OBJECTIVE: Output every line below without omitting or altering anything.

PROVIDED DATA:
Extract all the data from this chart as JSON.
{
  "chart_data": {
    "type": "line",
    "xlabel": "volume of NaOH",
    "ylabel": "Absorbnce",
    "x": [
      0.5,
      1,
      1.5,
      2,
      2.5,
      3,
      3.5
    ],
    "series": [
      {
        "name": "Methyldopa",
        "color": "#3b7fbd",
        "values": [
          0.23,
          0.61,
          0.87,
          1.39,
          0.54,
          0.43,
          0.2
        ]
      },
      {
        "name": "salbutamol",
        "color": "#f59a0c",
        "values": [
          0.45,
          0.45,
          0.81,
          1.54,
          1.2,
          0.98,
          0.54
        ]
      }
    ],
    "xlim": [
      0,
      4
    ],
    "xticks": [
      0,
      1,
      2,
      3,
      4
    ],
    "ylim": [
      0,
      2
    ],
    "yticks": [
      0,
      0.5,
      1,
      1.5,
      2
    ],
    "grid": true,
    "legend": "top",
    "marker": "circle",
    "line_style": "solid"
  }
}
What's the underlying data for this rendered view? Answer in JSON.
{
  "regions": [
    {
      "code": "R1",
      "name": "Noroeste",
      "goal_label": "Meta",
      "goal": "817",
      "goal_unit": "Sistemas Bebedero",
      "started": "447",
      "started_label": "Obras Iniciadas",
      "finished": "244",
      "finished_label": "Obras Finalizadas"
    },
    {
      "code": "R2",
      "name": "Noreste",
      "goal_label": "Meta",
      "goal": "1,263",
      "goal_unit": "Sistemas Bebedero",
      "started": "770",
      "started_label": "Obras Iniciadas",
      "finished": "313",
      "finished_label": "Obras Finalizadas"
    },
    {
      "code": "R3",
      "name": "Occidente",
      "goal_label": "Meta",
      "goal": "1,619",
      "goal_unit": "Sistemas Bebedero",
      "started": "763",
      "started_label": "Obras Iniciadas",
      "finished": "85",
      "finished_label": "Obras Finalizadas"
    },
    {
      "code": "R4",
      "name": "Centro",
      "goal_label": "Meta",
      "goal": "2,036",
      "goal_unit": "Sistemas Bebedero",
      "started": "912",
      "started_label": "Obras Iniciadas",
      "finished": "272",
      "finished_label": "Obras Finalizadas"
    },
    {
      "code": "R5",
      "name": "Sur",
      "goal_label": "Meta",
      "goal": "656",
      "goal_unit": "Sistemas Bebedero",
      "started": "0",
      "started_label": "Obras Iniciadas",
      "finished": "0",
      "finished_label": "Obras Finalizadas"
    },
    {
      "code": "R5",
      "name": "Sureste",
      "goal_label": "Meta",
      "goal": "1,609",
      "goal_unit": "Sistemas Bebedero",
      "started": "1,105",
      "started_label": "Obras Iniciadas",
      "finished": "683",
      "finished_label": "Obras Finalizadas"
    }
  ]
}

OUTPUT BELOW:
Extract all the data from this chart as JSON.
{
  "chart_data": {
    "type": "line",
    "xlabel": "volume of NaOH",
    "ylabel": "Absorbnce",
    "x": [
      0.5,
      1,
      1.5,
      2,
      2.5,
      3,
      3.5
    ],
    "series": [
      {
        "name": "Methyldopa",
        "color": "#3b7fbd",
        "values": [
          0.23,
          0.61,
          0.87,
          1.39,
          0.54,
          0.43,
          0.2
        ]
      },
      {
        "name": "salbutamol",
        "color": "#f59a0c",
        "values": [
          0.45,
          0.45,
          0.81,
          1.54,
          1.2,
          0.98,
          0.54
        ]
      }
    ],
    "xlim": [
      0,
      4
    ],
    "xticks": [
      0,
      1,
      2,
      3,
      4
    ],
    "ylim": [
      0,
      2
    ],
    "yticks": [
      0,
      0.5,
      1,
      1.5,
      2
    ],
    "grid": true,
    "legend": "top",
    "marker": "circle",
    "line_style": "solid"
  }
}
What's the underlying data for this rendered view? Answer in JSON.
{
  "regions": [
    {
      "code": "R1",
      "name": "Noroeste",
      "goal_label": "Meta",
      "goal": "817",
      "goal_unit": "Sistemas Bebedero",
      "started": "447",
      "started_label": "Obras Iniciadas",
      "finished": "244",
      "finished_label": "Obras Finalizadas"
    },
    {
      "code": "R2",
      "name": "Noreste",
      "goal_label": "Meta",
      "goal": "1,263",
      "goal_unit": "Sistemas Bebedero",
      "started": "770",
      "started_label": "Obras Iniciadas",
      "finished": "313",
      "finished_label": "Obras Finalizadas"
    },
    {
      "code": "R3",
      "name": "Occidente",
      "goal_label": "Meta",
      "goal": "1,619",
      "goal_unit": "Sistemas Bebedero",
      "started": "763",
      "started_label": "Obras Iniciadas",
      "finished": "85",
      "finished_label": "Obras Finalizadas"
    },
    {
      "code": "R4",
      "name": "Centro",
      "goal_label": "Meta",
      "goal": "2,036",
      "goal_unit": "Sistemas Bebedero",
      "started": "912",
      "started_label": "Obras Iniciadas",
      "finished": "272",
      "finished_label": "Obras Finalizadas"
    },
    {
      "code": "R5",
      "name": "Sur",
      "goal_label": "Meta",
      "goal": "656",
      "goal_unit": "Sistemas Bebedero",
      "started": "0",
      "started_label": "Obras Iniciadas",
      "finished": "0",
      "finished_label": "Obras Finalizadas"
    },
    {
      "code": "R5",
      "name": "Sureste",
      "goal_label": "Meta",
      "goal": "1,609",
      "goal_unit": "Sistemas Bebedero",
      "started": "1,105",
      "started_label": "Obras Iniciadas",
      "finished": "683",
      "finished_label": "Obras Finalizadas"
    }
  ]
}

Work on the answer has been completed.